YOUR OBJECTIVE: Scan the entries below and extract each line with the word "mineralization" in it.

INPUT FOR THIS TASK:
## Start
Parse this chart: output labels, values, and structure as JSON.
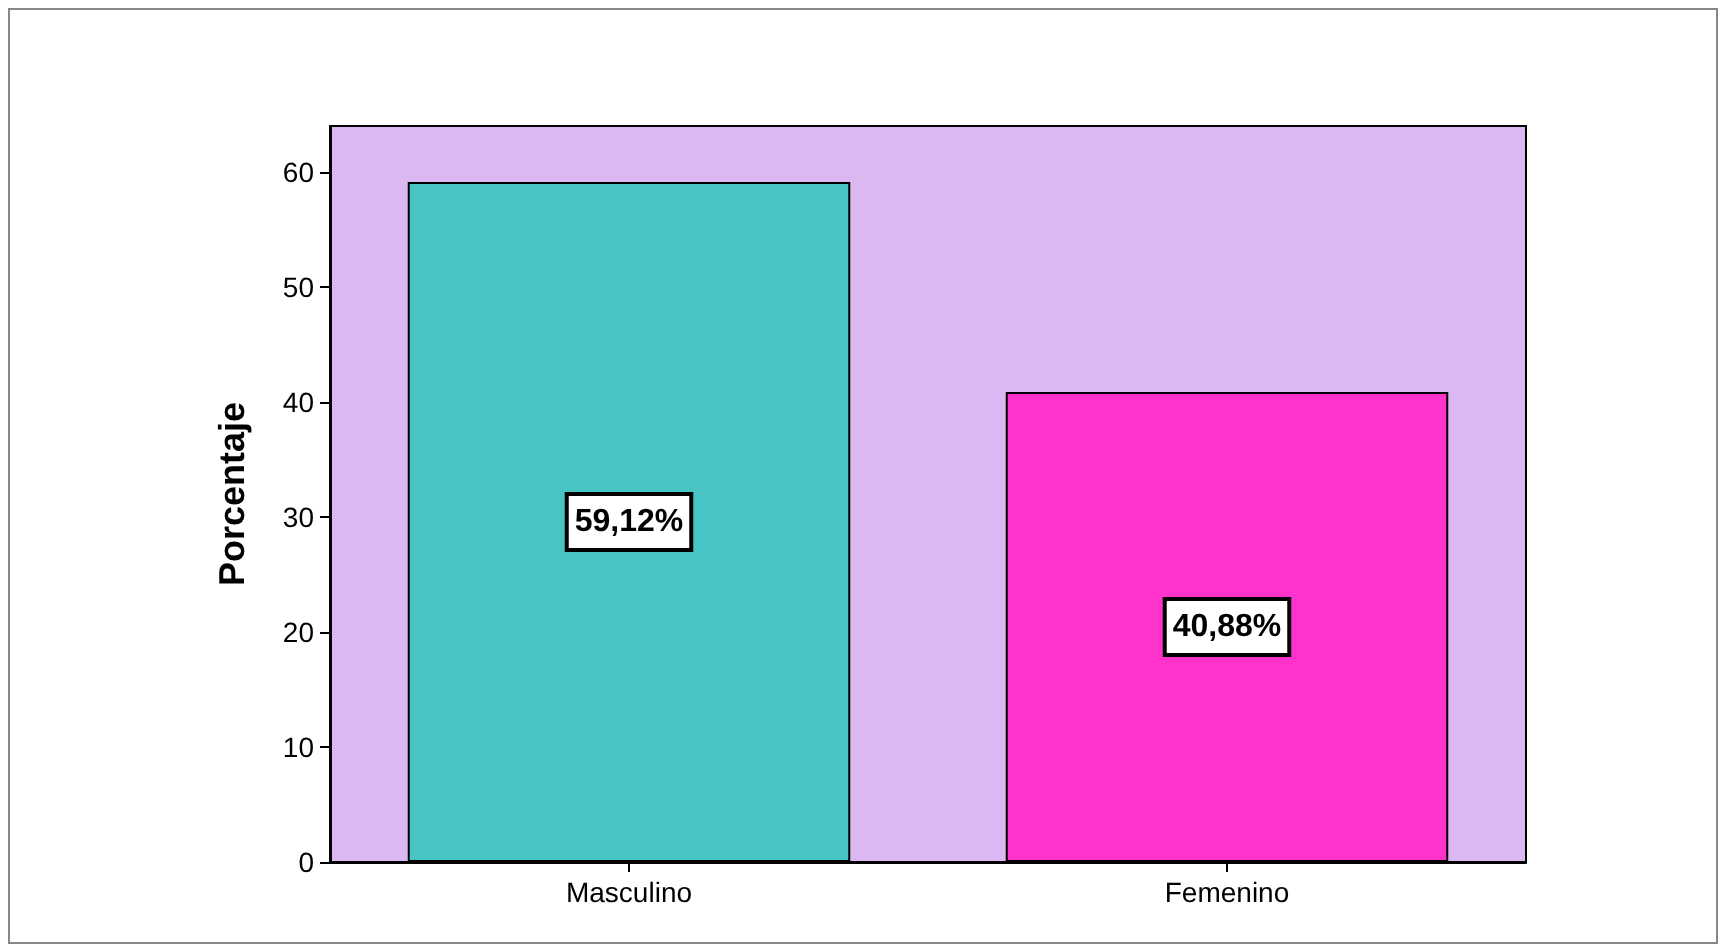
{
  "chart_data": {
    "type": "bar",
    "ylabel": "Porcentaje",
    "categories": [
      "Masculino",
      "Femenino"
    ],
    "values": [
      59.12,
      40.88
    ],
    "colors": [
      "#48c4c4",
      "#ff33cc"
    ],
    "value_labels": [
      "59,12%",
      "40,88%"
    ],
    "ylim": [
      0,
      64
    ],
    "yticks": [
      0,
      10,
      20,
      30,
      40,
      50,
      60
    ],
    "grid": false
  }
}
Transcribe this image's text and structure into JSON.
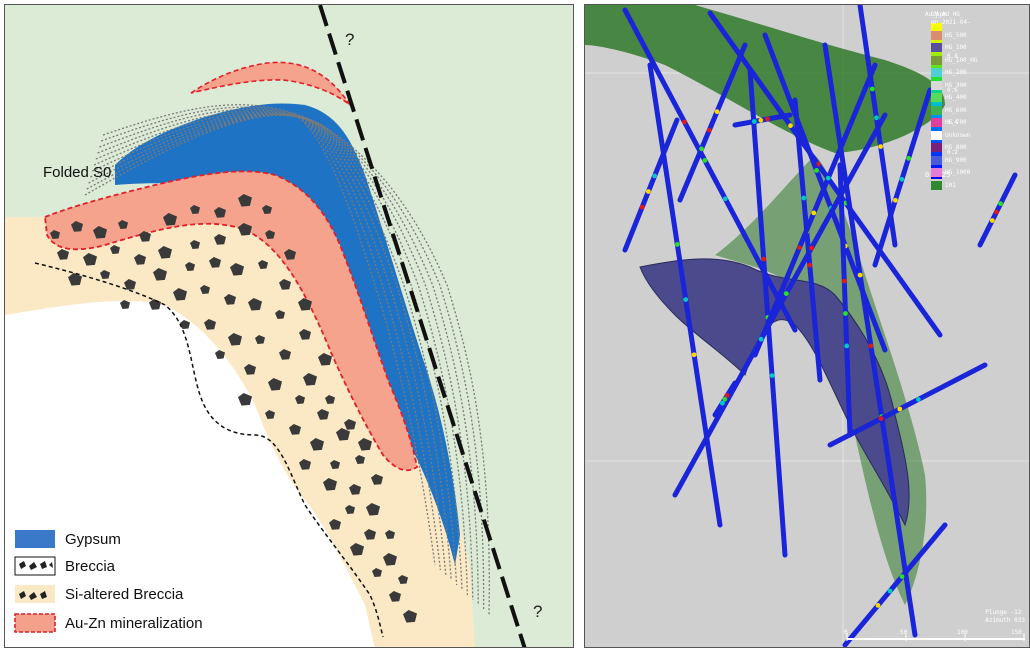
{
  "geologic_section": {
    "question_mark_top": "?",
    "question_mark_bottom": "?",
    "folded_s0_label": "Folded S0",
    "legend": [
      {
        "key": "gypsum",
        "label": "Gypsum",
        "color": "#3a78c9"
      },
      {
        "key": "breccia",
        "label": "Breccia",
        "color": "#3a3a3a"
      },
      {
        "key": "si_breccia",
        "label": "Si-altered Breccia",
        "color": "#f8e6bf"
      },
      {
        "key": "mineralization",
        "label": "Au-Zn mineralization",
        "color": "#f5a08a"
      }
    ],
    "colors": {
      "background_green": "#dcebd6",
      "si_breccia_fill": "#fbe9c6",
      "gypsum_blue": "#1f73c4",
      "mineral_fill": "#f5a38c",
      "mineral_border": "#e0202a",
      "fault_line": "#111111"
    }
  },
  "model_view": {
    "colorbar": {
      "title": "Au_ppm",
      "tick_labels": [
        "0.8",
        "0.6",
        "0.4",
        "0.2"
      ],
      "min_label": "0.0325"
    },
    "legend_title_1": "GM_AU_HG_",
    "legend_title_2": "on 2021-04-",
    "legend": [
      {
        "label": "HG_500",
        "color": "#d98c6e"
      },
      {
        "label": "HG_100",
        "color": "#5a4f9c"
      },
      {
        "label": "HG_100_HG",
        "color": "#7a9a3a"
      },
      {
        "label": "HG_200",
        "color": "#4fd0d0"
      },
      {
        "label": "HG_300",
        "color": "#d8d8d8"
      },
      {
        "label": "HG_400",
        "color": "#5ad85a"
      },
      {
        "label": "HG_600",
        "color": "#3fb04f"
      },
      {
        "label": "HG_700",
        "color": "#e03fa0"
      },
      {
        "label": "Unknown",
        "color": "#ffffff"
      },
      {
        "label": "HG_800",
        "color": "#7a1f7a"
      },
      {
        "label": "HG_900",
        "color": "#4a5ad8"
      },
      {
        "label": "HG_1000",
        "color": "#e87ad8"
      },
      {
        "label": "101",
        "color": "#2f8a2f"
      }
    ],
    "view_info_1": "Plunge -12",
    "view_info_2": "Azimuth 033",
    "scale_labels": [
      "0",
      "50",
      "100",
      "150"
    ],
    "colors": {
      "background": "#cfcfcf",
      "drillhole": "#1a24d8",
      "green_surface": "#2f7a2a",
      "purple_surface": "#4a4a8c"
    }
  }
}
## End
## Start
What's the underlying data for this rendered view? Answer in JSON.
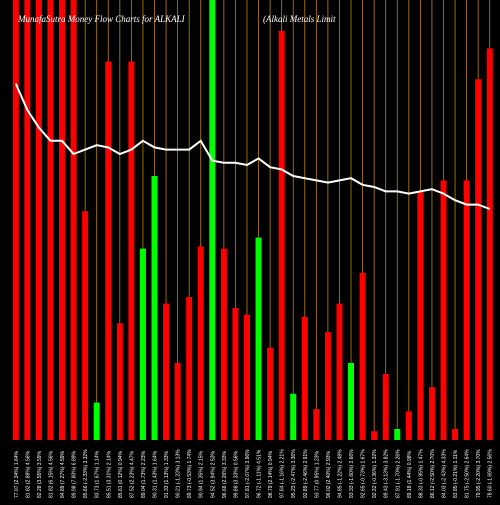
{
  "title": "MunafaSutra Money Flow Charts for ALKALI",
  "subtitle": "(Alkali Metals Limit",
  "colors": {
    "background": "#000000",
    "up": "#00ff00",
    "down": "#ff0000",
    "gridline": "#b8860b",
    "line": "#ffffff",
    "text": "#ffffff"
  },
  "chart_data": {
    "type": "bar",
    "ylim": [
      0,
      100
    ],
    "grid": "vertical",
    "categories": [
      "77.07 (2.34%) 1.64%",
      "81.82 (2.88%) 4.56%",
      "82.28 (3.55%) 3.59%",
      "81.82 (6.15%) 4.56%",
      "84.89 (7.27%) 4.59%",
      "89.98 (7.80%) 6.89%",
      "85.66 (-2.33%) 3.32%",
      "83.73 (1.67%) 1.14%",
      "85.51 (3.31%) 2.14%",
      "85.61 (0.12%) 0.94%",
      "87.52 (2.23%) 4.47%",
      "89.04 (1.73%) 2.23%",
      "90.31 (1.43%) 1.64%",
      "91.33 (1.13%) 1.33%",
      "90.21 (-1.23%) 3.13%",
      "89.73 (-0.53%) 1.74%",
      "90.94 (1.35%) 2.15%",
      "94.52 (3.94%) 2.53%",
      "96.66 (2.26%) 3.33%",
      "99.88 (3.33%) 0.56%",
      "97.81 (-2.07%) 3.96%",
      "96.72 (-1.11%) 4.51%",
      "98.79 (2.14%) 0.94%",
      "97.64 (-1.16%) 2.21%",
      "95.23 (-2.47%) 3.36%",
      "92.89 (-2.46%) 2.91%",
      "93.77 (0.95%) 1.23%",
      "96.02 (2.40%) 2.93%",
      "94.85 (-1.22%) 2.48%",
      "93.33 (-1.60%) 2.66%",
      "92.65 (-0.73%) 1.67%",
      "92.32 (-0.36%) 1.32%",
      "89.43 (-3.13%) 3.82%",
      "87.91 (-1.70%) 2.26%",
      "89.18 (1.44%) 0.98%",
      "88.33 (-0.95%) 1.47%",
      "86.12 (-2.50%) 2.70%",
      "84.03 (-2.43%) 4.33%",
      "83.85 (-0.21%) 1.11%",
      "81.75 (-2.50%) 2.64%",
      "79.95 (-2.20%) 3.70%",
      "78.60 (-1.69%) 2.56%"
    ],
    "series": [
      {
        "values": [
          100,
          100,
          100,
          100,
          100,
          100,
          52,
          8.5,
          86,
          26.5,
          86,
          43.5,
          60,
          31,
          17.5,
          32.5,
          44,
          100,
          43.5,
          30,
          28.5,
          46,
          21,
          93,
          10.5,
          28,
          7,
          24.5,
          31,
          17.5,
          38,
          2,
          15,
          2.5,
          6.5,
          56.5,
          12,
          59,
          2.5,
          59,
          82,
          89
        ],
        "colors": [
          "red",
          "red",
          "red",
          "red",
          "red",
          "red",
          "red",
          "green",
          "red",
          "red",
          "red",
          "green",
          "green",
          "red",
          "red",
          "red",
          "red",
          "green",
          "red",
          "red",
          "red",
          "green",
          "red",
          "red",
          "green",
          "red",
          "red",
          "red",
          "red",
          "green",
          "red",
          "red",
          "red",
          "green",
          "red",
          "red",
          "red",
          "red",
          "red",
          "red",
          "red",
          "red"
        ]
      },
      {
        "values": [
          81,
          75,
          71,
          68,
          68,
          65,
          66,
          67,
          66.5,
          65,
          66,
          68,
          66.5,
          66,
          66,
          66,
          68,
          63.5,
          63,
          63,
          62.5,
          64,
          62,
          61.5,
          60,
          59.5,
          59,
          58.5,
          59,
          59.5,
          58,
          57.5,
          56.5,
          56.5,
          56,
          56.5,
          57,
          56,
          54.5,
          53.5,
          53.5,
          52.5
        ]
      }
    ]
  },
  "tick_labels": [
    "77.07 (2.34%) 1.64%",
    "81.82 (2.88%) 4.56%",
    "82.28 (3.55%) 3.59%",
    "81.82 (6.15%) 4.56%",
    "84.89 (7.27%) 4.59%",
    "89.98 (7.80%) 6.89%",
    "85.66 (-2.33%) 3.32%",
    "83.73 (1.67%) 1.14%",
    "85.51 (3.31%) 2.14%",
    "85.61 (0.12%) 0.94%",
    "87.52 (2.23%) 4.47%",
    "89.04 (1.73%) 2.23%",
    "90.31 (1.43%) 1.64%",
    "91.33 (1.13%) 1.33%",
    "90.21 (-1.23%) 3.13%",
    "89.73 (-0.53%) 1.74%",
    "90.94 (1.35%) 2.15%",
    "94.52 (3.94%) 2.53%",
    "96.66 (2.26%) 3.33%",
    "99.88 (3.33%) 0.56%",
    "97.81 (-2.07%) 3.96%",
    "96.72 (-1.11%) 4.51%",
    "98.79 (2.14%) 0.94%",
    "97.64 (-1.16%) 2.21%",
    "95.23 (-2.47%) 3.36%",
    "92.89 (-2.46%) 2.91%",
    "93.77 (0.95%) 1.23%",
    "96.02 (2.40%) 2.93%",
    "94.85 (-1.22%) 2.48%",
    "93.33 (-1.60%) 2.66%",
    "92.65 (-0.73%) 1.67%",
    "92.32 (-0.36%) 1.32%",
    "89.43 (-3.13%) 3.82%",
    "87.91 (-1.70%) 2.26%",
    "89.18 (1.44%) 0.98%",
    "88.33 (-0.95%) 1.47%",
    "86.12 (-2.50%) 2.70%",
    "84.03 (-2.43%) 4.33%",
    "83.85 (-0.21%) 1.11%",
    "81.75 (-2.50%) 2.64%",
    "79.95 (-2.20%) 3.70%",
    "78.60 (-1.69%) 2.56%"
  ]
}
## End
## Start
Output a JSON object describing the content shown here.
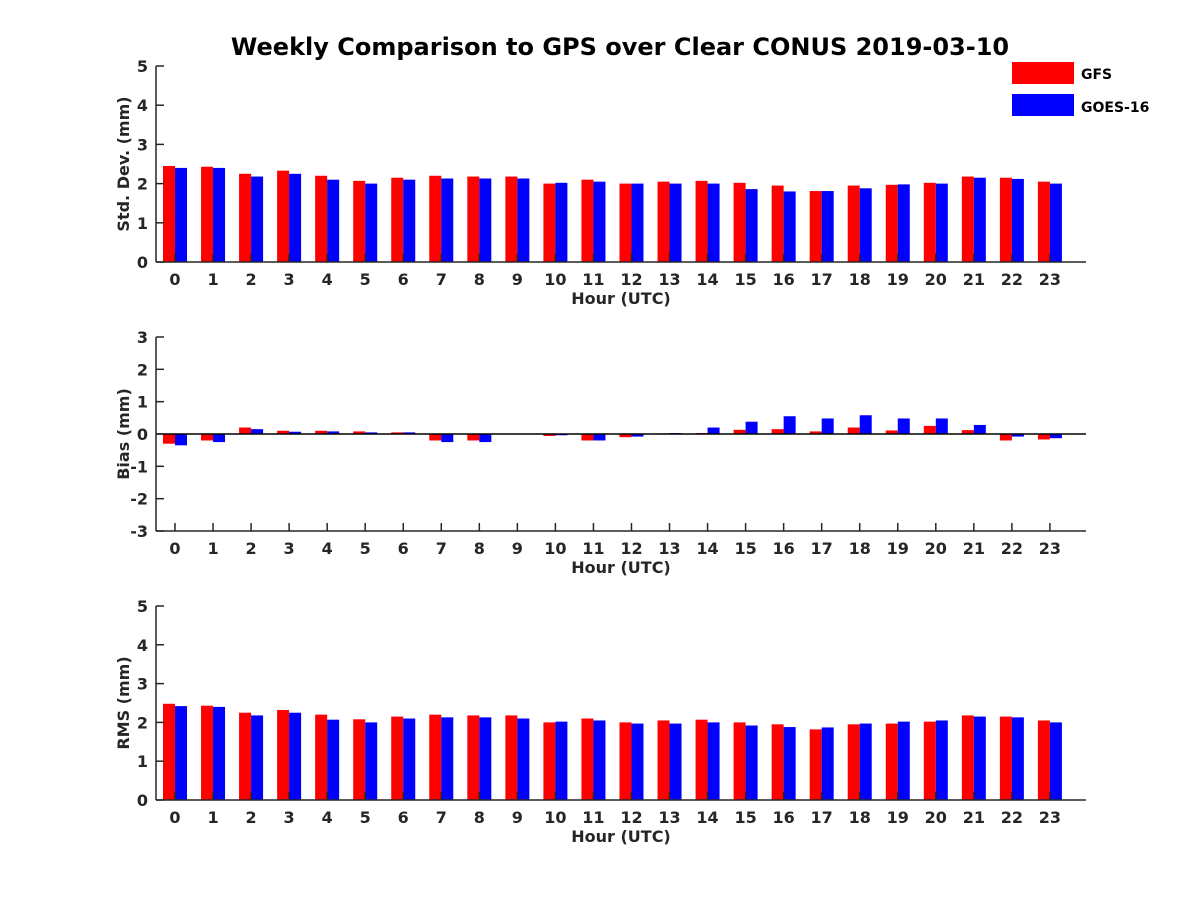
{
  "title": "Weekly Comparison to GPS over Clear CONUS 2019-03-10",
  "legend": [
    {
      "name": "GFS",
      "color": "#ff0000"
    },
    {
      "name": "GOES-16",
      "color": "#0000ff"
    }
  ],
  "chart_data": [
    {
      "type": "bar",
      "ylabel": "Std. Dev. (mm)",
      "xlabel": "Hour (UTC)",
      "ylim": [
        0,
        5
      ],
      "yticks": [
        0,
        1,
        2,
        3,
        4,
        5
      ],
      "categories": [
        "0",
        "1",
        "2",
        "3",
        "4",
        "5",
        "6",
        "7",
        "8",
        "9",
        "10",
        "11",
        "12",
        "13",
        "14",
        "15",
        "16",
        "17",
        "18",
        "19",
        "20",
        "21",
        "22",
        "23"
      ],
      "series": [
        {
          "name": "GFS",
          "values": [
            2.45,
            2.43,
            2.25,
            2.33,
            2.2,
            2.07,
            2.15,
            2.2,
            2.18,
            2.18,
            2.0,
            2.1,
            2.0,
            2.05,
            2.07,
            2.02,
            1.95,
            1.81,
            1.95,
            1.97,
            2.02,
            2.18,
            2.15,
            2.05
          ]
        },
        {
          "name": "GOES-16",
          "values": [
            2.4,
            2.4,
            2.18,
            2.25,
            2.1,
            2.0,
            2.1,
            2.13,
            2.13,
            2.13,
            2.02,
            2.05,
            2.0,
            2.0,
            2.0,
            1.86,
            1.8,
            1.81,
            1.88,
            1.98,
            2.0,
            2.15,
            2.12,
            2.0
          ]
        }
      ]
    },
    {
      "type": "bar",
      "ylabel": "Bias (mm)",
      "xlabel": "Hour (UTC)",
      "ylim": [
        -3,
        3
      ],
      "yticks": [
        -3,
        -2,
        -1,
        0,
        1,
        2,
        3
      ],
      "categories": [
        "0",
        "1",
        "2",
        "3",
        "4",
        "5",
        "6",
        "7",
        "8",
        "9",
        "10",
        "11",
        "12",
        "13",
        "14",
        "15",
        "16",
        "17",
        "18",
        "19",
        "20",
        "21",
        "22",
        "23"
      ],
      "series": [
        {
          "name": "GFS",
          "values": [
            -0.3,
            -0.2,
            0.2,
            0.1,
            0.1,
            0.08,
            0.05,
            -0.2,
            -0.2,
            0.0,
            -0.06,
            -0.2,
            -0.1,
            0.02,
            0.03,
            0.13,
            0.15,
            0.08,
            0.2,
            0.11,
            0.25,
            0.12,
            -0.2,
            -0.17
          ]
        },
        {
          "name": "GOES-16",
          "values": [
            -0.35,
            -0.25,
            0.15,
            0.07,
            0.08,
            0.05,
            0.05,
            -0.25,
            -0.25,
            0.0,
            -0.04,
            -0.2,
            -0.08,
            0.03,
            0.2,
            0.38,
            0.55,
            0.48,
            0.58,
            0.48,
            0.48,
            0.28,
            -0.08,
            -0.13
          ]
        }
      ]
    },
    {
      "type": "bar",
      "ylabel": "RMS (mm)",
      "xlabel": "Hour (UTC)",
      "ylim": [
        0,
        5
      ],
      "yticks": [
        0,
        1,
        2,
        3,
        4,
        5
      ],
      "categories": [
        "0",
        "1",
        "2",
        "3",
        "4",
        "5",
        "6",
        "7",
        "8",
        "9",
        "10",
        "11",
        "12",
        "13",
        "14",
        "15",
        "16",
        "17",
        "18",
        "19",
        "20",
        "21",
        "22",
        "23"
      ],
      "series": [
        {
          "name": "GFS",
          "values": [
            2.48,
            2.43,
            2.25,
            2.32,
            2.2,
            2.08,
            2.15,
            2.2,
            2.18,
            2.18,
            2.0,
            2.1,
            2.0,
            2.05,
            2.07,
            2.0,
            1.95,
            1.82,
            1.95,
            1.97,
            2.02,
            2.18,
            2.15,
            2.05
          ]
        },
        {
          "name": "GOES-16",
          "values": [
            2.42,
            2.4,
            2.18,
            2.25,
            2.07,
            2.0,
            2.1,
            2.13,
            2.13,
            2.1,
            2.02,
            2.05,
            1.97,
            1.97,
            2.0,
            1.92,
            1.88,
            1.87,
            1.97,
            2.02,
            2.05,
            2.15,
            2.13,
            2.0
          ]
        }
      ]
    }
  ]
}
## End
RESPONSE TO THIS EXERCISE:
        "key": "mineralization",
        "label": "Au-Zn mineralization",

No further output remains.